### Problem description
In the records below, find each line containing the word "Output" and copy it.

*** Data for this task

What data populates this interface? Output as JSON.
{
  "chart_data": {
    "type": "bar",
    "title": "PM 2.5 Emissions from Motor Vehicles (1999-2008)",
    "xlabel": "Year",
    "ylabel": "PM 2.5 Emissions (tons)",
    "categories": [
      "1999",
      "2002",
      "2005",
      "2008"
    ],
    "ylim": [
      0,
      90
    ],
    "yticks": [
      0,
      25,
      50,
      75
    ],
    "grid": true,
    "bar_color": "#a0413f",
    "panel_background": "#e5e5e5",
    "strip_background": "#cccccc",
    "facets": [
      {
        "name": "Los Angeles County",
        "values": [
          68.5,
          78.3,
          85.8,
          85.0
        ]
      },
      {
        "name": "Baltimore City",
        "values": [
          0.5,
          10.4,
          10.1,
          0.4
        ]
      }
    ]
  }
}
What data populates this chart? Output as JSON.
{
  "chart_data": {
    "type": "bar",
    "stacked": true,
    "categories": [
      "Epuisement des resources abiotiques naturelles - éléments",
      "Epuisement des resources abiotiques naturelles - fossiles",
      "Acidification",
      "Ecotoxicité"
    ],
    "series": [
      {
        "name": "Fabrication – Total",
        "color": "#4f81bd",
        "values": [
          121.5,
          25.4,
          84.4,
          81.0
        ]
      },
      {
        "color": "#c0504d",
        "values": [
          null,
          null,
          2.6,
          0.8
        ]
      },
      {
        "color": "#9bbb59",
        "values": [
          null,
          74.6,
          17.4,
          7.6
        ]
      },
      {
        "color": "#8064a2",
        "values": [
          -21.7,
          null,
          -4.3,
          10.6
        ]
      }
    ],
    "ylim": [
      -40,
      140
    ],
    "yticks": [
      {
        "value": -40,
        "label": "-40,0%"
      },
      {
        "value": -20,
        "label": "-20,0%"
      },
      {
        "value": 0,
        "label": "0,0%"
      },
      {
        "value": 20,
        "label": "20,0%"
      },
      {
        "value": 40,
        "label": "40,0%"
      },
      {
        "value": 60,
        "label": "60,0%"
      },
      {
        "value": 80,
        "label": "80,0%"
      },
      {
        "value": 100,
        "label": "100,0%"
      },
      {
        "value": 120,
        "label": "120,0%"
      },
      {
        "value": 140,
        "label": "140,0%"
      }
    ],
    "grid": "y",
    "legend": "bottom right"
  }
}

******

### Solved exercise
What data populates this interface? Output as JSON.
What data populates this chart? Output as JSON.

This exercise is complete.